* Begin Items *

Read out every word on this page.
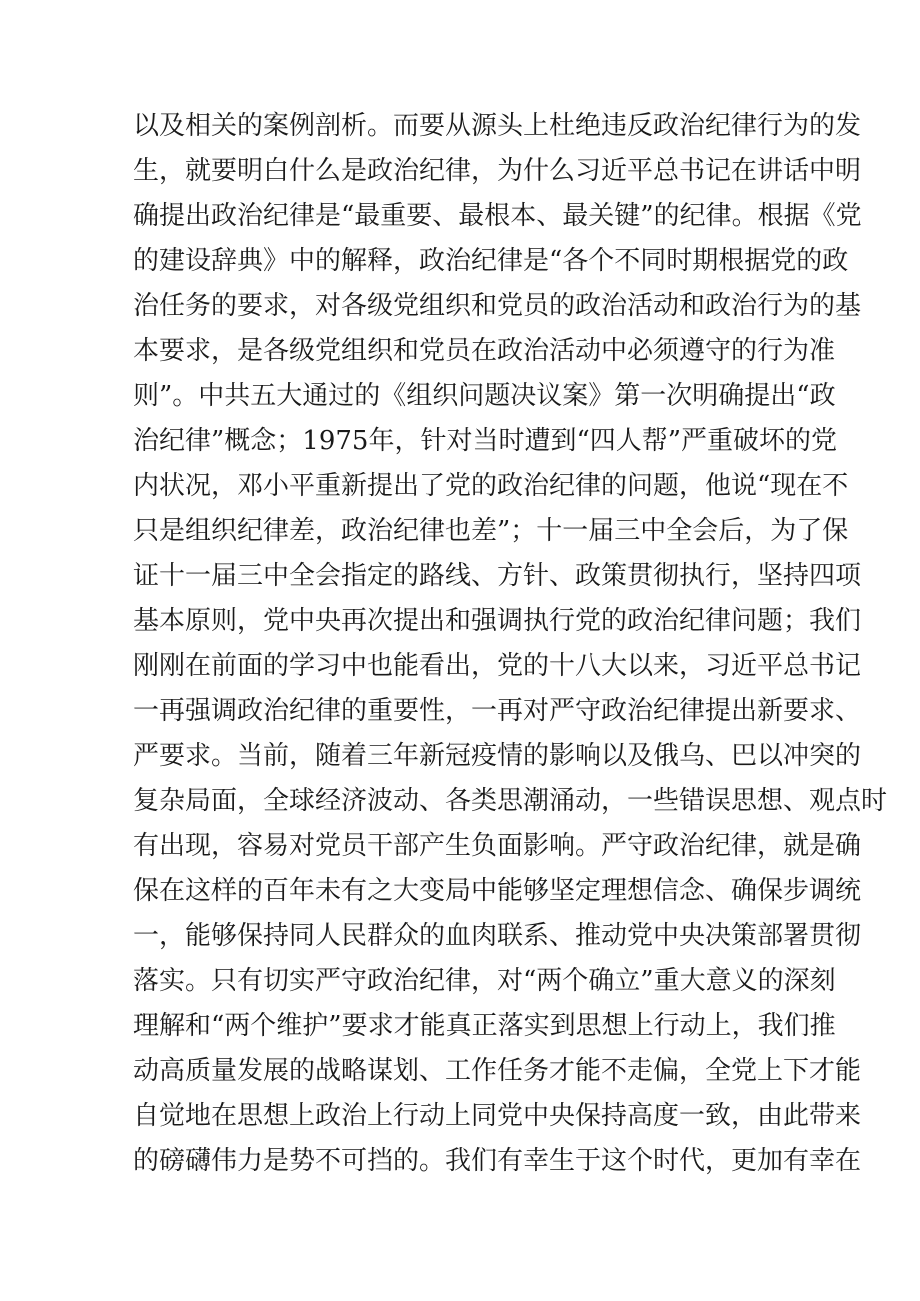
以及相关的案例剖析。而要从源头上杜绝违反政治纪律行为的发
生，就要明白什么是政治纪律，为什么习近平总书记在讲话中明
确提出政治纪律是“最重要、最根本、最关键”的纪律。根据《党
的建设辞典》中的解释，政治纪律是“各个不同时期根据党的政
治任务的要求，对各级党组织和党员的政治活动和政治行为的基
本要求，是各级党组织和党员在政治活动中必须遵守的行为准
则”。中共五大通过的《组织问题决议案》第一次明确提出“政
治纪律”概念；1975年，针对当时遭到“四人帮”严重破坏的党
内状况，邓小平重新提出了党的政治纪律的问题，他说“现在不
只是组织纪律差，政治纪律也差”；十一届三中全会后，为了保
证十一届三中全会指定的路线、方针、政策贯彻执行，坚持四项
基本原则，党中央再次提出和强调执行党的政治纪律问题；我们
刚刚在前面的学习中也能看出，党的十八大以来，习近平总书记
一再强调政治纪律的重要性，一再对严守政治纪律提出新要求、
严要求。当前，随着三年新冠疫情的影响以及俄乌、巴以冲突的
复杂局面，全球经济波动、各类思潮涌动，一些错误思想、观点时
有出现，容易对党员干部产生负面影响。严守政治纪律，就是确
保在这样的百年未有之大变局中能够坚定理想信念、确保步调统
一，能够保持同人民群众的血肉联系、推动党中央决策部署贯彻
落实。只有切实严守政治纪律，对“两个确立”重大意义的深刻
理解和“两个维护”要求才能真正落实到思想上行动上，我们推
动高质量发展的战略谋划、工作任务才能不走偏，全党上下才能
自觉地在思想上政治上行动上同党中央保持高度一致，由此带来
的磅礴伟力是势不可挡的。我们有幸生于这个时代，更加有幸在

* End Items *

# [Set exercise]
Pictures are excluded; output everything else in the data verbatim.

# [Answer to the exercise]
Read out every word on this page.
以及相关的案例剖析。而要从源头上杜绝违反政治纪律行为的发
生，就要明白什么是政治纪律，为什么习近平总书记在讲话中明
确提出政治纪律是“最重要、最根本、最关键”的纪律。根据《党
的建设辞典》中的解释，政治纪律是“各个不同时期根据党的政
治任务的要求，对各级党组织和党员的政治活动和政治行为的基
本要求，是各级党组织和党员在政治活动中必须遵守的行为准
则”。中共五大通过的《组织问题决议案》第一次明确提出“政
治纪律”概念；1975年，针对当时遭到“四人帮”严重破坏的党
内状况，邓小平重新提出了党的政治纪律的问题，他说“现在不
只是组织纪律差，政治纪律也差”；十一届三中全会后，为了保
证十一届三中全会指定的路线、方针、政策贯彻执行，坚持四项
基本原则，党中央再次提出和强调执行党的政治纪律问题；我们
刚刚在前面的学习中也能看出，党的十八大以来，习近平总书记
一再强调政治纪律的重要性，一再对严守政治纪律提出新要求、
严要求。当前，随着三年新冠疫情的影响以及俄乌、巴以冲突的
复杂局面，全球经济波动、各类思潮涌动，一些错误思想、观点时
有出现，容易对党员干部产生负面影响。严守政治纪律，就是确
保在这样的百年未有之大变局中能够坚定理想信念、确保步调统
一，能够保持同人民群众的血肉联系、推动党中央决策部署贯彻
落实。只有切实严守政治纪律，对“两个确立”重大意义的深刻
理解和“两个维护”要求才能真正落实到思想上行动上，我们推
动高质量发展的战略谋划、工作任务才能不走偏，全党上下才能
自觉地在思想上政治上行动上同党中央保持高度一致，由此带来
的磅礴伟力是势不可挡的。我们有幸生于这个时代，更加有幸在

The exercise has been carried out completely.